_TASK DESCRIPTION:_ Each entry below needs to be reproduced exactly as given.

[Page layout parsing data]
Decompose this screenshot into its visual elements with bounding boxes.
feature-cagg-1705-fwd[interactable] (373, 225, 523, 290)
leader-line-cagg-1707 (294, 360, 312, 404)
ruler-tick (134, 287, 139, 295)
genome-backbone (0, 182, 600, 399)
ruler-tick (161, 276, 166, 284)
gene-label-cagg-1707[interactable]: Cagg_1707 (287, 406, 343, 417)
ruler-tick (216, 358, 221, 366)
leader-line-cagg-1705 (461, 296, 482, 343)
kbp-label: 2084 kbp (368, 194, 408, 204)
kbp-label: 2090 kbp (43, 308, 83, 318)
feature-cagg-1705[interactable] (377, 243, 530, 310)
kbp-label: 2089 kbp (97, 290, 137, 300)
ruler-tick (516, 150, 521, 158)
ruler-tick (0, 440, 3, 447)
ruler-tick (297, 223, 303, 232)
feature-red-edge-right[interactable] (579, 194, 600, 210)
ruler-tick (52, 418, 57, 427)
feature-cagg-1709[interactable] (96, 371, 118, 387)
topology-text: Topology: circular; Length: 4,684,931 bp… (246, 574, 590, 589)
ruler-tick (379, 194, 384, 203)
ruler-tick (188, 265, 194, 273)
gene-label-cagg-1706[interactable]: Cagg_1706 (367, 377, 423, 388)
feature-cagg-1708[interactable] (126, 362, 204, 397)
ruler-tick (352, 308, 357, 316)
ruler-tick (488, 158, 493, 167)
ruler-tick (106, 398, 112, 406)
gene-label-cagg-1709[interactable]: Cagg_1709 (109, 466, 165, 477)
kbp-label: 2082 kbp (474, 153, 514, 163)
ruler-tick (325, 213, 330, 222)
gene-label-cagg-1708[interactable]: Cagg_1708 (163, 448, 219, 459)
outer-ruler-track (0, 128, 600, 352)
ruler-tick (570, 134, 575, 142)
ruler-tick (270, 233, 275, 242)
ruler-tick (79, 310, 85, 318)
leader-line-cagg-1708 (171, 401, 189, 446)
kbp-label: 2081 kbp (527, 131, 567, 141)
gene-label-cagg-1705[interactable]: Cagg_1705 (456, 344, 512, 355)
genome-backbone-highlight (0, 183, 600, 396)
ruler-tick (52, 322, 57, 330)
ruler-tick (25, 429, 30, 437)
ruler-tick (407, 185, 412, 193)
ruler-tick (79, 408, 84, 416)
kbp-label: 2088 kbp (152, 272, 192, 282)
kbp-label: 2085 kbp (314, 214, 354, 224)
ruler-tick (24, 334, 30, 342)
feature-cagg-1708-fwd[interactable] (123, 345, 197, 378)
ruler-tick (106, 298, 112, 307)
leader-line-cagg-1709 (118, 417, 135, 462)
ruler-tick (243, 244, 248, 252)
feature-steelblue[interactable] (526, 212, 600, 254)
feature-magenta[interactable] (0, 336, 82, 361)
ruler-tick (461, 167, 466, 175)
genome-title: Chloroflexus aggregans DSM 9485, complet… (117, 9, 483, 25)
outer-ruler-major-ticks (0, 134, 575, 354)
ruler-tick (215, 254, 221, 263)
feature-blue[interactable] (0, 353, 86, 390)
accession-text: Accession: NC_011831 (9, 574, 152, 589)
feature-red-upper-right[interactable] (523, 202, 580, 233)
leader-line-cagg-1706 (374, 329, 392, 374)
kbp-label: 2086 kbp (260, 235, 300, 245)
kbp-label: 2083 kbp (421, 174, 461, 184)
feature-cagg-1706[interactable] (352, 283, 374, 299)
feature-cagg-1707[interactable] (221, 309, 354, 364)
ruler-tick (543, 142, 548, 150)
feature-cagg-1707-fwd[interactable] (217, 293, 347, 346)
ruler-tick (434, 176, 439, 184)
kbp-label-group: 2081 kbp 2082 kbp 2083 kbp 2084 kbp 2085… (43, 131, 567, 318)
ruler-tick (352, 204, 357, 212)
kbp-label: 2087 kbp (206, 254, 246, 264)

_SOLUTION TO THIS PROBLEM:_
Decompose this screenshot into its visual elements with bounding boxes.
feature-cagg-1705-fwd[interactable] (373, 225, 523, 290)
leader-line-cagg-1707 (294, 360, 312, 404)
ruler-tick (134, 287, 139, 295)
genome-backbone (0, 182, 600, 399)
ruler-tick (161, 276, 166, 284)
gene-label-cagg-1707[interactable]: Cagg_1707 (287, 406, 343, 417)
ruler-tick (216, 358, 221, 366)
leader-line-cagg-1705 (461, 296, 482, 343)
kbp-label: 2084 kbp (368, 194, 408, 204)
kbp-label: 2090 kbp (43, 308, 83, 318)
feature-cagg-1705[interactable] (377, 243, 530, 310)
kbp-label: 2089 kbp (97, 290, 137, 300)
ruler-tick (516, 150, 521, 158)
ruler-tick (0, 440, 3, 447)
ruler-tick (297, 223, 303, 232)
feature-red-edge-right[interactable] (579, 194, 600, 210)
ruler-tick (52, 418, 57, 427)
feature-cagg-1709[interactable] (96, 371, 118, 387)
topology-text: Topology: circular; Length: 4,684,931 bp… (246, 574, 590, 589)
ruler-tick (379, 194, 384, 203)
ruler-tick (188, 265, 194, 273)
gene-label-cagg-1706[interactable]: Cagg_1706 (367, 377, 423, 388)
feature-cagg-1708[interactable] (126, 362, 204, 397)
ruler-tick (352, 308, 357, 316)
ruler-tick (488, 158, 493, 167)
ruler-tick (106, 398, 112, 406)
gene-label-cagg-1709[interactable]: Cagg_1709 (109, 466, 165, 477)
kbp-label: 2082 kbp (474, 153, 514, 163)
ruler-tick (325, 213, 330, 222)
gene-label-cagg-1708[interactable]: Cagg_1708 (163, 448, 219, 459)
outer-ruler-track (0, 128, 600, 352)
ruler-tick (570, 134, 575, 142)
ruler-tick (270, 233, 275, 242)
ruler-tick (79, 310, 85, 318)
leader-line-cagg-1708 (171, 401, 189, 446)
kbp-label: 2081 kbp (527, 131, 567, 141)
gene-label-cagg-1705[interactable]: Cagg_1705 (456, 344, 512, 355)
genome-backbone-highlight (0, 183, 600, 396)
ruler-tick (52, 322, 57, 330)
ruler-tick (25, 429, 30, 437)
ruler-tick (407, 185, 412, 193)
ruler-tick (79, 408, 84, 416)
kbp-label: 2088 kbp (152, 272, 192, 282)
kbp-label: 2085 kbp (314, 214, 354, 224)
ruler-tick (24, 334, 30, 342)
feature-cagg-1708-fwd[interactable] (123, 345, 197, 378)
ruler-tick (106, 298, 112, 307)
leader-line-cagg-1709 (118, 417, 135, 462)
ruler-tick (243, 244, 248, 252)
feature-steelblue[interactable] (526, 212, 600, 254)
feature-magenta[interactable] (0, 336, 82, 361)
ruler-tick (461, 167, 466, 175)
genome-title: Chloroflexus aggregans DSM 9485, complet… (117, 9, 483, 25)
outer-ruler-major-ticks (0, 134, 575, 354)
ruler-tick (215, 254, 221, 263)
feature-blue[interactable] (0, 353, 86, 390)
accession-text: Accession: NC_011831 (9, 574, 152, 589)
feature-red-upper-right[interactable] (523, 202, 580, 233)
leader-line-cagg-1706 (374, 329, 392, 374)
kbp-label: 2086 kbp (260, 235, 300, 245)
kbp-label: 2083 kbp (421, 174, 461, 184)
feature-cagg-1706[interactable] (352, 283, 374, 299)
feature-cagg-1707[interactable] (221, 309, 354, 364)
ruler-tick (543, 142, 548, 150)
feature-cagg-1707-fwd[interactable] (217, 293, 347, 346)
ruler-tick (434, 176, 439, 184)
kbp-label-group: 2081 kbp 2082 kbp 2083 kbp 2084 kbp 2085… (43, 131, 567, 318)
ruler-tick (352, 204, 357, 212)
kbp-label: 2087 kbp (206, 254, 246, 264)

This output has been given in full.